Work to be completed: Look through the records below, and copy out every line that holds the string "δεύτερο".

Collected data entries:
/---

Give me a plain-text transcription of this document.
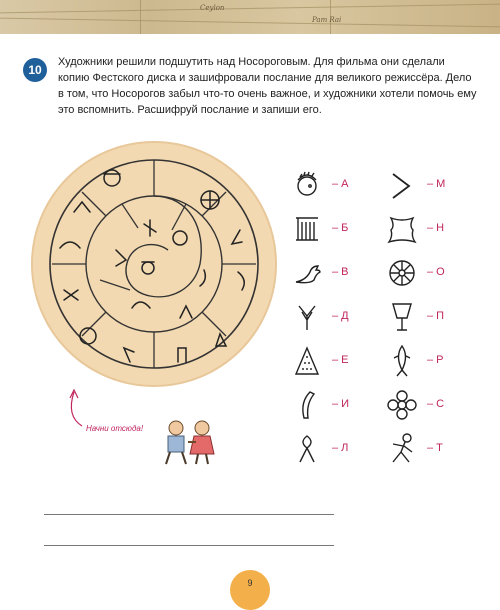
Ceylon
Pam Rai
10
Художники решили подшутить над Носороговым. Для фильма они сделали копию Фестского диска и зашифровали послание для великого режиссёра. Дело в том, что Носорогов забыл что-то очень важное, и художники хотели помочь ему это вспомнить. Расшифруй послание и запиши его.
Начни отсюда!
– А
– Б
– В
– Д
– Е
– И
– Л
– М
– Н
– О
– П
– Р
– С
– Т
9
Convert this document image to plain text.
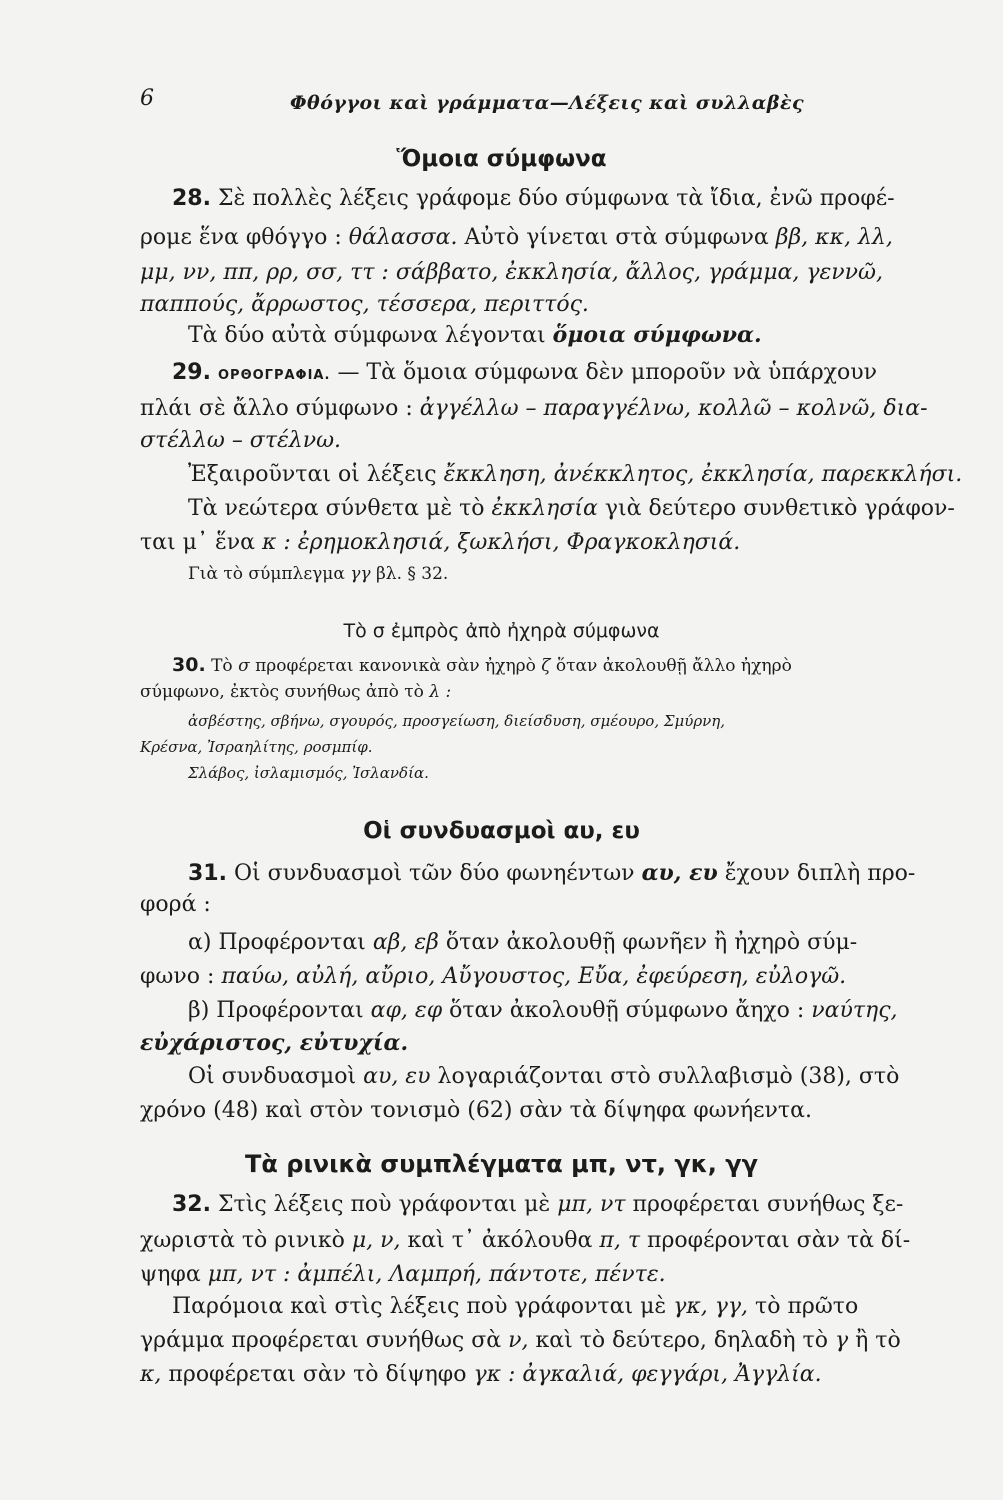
6	Φθόγγοι καὶ γράμματα—Λέξεις καὶ συλλαβὲς
Ὅμοια σύμφωνα
28. Σὲ πολλὲς λέξεις γράφομε δύο σύμφωνα τὰ ἴδια, ἐνῶ προφέ-
ρομε ἕνα φθόγγο : θάλασσα. Αὐτὸ γίνεται στὰ σύμφωνα ββ, κκ, λλ,
μμ, νν, ππ, ρρ, σσ, ττ : σάββατο, ἐκκλησία, ἄλλος, γράμμα, γεννῶ,
παππούς, ἄρρωστος, τέσσερα, περιττός.
Τὰ δύο αὐτὰ σύμφωνα λέγονται ὅμοια σύμφωνα.
29. ΟΡΘΟΓΡΑΦΙΑ. — Τὰ ὅμοια σύμφωνα δὲν μποροῦν νὰ ὑπάρχουν
πλάι σὲ ἄλλο σύμφωνο : ἀγγέλλω – παραγγέλνω, κολλῶ – κολνῶ, δια-
στέλλω – στέλνω.
Ἐξαιροῦνται οἱ λέξεις ἔκκληση, ἀνέκκλητος, ἐκκλησία, παρεκκλήσι.
Τὰ νεώτερα σύνθετα μὲ τὸ ἐκκλησία γιὰ δεύτερο συνθετικὸ γράφον-
ται μ᾿ ἕνα κ : ἐρημοκλησιά, ξωκλήσι, Φραγκοκλησιά.
Γιὰ τὸ σύμπλεγμα γγ βλ. § 32.
Τὸ σ ἐμπρὸς ἀπὸ ἠχηρὰ σύμφωνα
30. Τὸ σ προφέρεται κανονικὰ σὰν ἠχηρὸ ζ ὅταν ἀκολουθῇ ἄλλο ἠχηρὸ
σύμφωνο, ἐκτὸς συνήθως ἀπὸ τὸ λ :
ἀσβέστης, σβήνω, σγουρός, προσγείωση, διείσδυση, σμέουρο, Σμύρνη,
Κρέσνα, Ἰσραηλίτης, ροσμπίφ.
Σλάβος, ἰσλαμισμός, Ἰσλανδία.
Οἱ συνδυασμοὶ αυ, ευ
31. Οἱ συνδυασμοὶ τῶν δύο φωνηέντων αυ, ευ ἔχουν διπλὴ προ-
φορά :
α) Προφέρονται αβ, εβ ὅταν ἀκολουθῇ φωνῆεν ἢ ἠχηρὸ σύμ-
φωνο : παύω, αὐλή, αὔριο, Αὔγουστος, Εὔα, ἐφεύρεση, εὐλογῶ.
β) Προφέρονται αφ, εφ ὅταν ἀκολουθῇ σύμφωνο ἄηχο : ναύτης,
εὐχάριστος, εὐτυχία.
Οἱ συνδυασμοὶ αυ, ευ λογαριάζονται στὸ συλλαβισμὸ (38), στὸ
χρόνο (48) καὶ στὸν τονισμὸ (62) σὰν τὰ δίψηφα φωνήεντα.
Τὰ ρινικὰ συμπλέγματα μπ, ντ, γκ, γγ
32. Στὶς λέξεις ποὺ γράφονται μὲ μπ, ντ προφέρεται συνήθως ξε-
χωριστὰ τὸ ρινικὸ μ, ν, καὶ τ᾿ ἀκόλουθα π, τ προφέρονται σὰν τὰ δί-
ψηφα μπ, ντ : ἀμπέλι, Λαμπρή, πάντοτε, πέντε.
Παρόμοια καὶ στὶς λέξεις ποὺ γράφονται μὲ γκ, γγ, τὸ πρῶτο
γράμμα προφέρεται συνήθως σὰ ν, καὶ τὸ δεύτερο, δηλαδὴ τὸ γ ἢ τὸ
κ, προφέρεται σὰν τὸ δίψηφο γκ : ἀγκαλιά, φεγγάρι, Ἀγγλία.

\---

The result:
Τὰ νεώτερα σύνθετα μὲ τὸ ἐκκλησία γιὰ δεύτερο συνθετικὸ γράφον-
γράμμα προφέρεται συνήθως σὰ ν, καὶ τὸ δεύτερο, δηλαδὴ τὸ γ ἢ τὸ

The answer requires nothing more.